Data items
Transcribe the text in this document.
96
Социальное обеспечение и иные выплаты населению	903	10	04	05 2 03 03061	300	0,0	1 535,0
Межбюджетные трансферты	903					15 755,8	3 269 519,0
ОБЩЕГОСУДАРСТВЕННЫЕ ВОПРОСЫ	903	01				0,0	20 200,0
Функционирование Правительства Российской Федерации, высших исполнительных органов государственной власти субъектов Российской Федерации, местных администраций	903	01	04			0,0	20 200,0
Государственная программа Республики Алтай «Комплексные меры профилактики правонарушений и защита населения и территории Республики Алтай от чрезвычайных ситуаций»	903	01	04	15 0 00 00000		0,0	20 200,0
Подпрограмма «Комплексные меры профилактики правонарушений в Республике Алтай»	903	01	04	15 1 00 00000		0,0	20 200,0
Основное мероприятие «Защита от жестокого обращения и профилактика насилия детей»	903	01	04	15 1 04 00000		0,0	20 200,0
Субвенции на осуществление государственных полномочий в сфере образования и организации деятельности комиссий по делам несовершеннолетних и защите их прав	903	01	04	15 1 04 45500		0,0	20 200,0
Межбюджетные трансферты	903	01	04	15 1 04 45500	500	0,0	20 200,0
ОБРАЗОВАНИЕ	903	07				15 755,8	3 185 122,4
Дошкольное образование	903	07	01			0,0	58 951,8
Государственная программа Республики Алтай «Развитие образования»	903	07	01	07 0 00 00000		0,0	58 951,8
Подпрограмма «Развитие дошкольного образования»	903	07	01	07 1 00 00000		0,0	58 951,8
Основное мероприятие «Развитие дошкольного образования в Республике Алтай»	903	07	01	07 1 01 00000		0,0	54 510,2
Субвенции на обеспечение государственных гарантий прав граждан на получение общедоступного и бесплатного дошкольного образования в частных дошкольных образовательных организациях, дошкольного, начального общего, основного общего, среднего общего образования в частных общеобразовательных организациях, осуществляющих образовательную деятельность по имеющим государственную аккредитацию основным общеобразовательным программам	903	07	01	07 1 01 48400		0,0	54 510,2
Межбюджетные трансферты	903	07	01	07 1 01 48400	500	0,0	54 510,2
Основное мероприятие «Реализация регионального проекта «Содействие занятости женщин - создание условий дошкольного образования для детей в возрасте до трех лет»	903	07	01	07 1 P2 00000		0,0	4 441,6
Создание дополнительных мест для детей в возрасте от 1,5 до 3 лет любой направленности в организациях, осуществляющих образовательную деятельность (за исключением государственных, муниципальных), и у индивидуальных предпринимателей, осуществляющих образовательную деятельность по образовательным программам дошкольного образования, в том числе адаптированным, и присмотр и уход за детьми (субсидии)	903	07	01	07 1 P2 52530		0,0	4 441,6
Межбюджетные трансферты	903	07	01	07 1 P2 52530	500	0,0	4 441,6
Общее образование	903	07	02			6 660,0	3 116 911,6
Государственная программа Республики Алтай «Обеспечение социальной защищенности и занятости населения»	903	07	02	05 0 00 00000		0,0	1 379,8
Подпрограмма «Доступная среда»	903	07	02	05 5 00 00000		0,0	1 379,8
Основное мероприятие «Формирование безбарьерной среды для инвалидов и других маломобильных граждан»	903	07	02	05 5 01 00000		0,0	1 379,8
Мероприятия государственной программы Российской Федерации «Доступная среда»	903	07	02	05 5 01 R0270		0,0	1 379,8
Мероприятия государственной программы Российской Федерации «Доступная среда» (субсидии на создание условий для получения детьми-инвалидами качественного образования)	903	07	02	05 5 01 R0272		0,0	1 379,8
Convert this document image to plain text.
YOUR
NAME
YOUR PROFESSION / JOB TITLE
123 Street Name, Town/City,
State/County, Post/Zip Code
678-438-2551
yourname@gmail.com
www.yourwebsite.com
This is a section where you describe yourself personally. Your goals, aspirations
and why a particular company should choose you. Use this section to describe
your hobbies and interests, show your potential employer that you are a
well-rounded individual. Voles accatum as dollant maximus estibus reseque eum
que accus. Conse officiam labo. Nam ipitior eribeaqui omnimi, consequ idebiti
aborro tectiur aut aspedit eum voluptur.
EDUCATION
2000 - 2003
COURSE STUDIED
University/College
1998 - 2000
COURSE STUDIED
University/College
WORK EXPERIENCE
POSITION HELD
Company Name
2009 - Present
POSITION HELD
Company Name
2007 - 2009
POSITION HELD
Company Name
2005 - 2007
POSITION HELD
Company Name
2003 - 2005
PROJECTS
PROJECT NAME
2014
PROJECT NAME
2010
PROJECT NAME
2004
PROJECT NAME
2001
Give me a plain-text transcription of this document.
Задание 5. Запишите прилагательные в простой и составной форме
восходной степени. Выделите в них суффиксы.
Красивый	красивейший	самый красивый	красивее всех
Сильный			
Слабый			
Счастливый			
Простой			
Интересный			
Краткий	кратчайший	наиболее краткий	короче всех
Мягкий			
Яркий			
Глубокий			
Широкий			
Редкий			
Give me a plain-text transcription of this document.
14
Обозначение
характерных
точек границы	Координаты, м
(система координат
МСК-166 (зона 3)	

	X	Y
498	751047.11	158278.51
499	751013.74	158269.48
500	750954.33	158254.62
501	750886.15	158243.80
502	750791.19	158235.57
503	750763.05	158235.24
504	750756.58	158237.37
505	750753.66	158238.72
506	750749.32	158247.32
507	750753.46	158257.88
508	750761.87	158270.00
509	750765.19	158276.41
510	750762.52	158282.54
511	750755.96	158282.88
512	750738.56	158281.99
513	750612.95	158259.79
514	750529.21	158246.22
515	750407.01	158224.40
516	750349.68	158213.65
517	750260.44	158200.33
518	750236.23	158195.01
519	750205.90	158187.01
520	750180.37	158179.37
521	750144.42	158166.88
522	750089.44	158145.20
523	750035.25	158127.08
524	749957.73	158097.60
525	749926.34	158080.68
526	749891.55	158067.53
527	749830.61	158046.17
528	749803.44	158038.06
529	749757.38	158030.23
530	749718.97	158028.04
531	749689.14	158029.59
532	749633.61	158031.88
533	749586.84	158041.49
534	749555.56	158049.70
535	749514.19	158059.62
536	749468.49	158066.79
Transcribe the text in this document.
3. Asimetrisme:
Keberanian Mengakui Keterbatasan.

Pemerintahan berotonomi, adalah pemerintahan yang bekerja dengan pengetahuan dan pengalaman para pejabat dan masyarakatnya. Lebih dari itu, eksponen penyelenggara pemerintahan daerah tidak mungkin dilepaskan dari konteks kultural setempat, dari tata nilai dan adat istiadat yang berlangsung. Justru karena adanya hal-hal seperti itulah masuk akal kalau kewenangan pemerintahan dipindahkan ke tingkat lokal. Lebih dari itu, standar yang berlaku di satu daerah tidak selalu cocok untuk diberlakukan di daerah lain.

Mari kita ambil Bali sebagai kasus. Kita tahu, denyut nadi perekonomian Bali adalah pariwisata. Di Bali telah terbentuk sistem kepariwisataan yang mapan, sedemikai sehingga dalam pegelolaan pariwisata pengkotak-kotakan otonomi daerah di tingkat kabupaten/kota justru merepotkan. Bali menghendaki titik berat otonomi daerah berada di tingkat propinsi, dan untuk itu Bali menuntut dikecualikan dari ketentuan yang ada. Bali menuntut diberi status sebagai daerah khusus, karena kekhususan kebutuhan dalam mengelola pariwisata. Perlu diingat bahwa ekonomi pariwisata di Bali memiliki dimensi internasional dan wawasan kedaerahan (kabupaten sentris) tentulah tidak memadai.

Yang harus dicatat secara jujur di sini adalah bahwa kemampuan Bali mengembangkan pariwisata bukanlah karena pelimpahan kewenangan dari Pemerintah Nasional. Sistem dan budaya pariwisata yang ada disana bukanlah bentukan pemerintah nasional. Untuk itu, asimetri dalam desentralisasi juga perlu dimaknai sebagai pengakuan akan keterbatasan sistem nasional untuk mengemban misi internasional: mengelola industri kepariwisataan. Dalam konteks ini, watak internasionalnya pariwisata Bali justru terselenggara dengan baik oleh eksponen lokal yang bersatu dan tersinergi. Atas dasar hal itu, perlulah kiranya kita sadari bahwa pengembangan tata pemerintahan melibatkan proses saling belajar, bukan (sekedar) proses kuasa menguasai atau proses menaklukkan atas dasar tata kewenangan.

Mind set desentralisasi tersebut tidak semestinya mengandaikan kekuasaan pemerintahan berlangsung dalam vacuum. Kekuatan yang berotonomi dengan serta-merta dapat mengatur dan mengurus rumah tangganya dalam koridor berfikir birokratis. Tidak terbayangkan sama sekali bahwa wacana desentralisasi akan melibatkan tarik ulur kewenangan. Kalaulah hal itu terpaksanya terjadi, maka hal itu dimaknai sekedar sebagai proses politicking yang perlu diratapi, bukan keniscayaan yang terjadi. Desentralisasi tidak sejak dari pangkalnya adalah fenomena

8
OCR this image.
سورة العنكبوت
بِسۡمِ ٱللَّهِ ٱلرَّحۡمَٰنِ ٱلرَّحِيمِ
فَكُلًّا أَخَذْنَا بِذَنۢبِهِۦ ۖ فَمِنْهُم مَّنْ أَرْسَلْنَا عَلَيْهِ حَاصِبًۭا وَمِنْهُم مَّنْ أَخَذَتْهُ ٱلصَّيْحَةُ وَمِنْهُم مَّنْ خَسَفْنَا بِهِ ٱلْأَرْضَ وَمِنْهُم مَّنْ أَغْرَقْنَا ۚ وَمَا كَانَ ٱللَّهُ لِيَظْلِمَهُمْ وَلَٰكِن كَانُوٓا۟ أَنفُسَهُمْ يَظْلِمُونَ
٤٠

(THE EXERCISE)
Pick out the lines that contain "всех" and copy them.

(ANSWER BELOW)
Красивый	красивейший	самый красивый	красивее всех
Краткий	кратчайший	наиболее краткий	короче всех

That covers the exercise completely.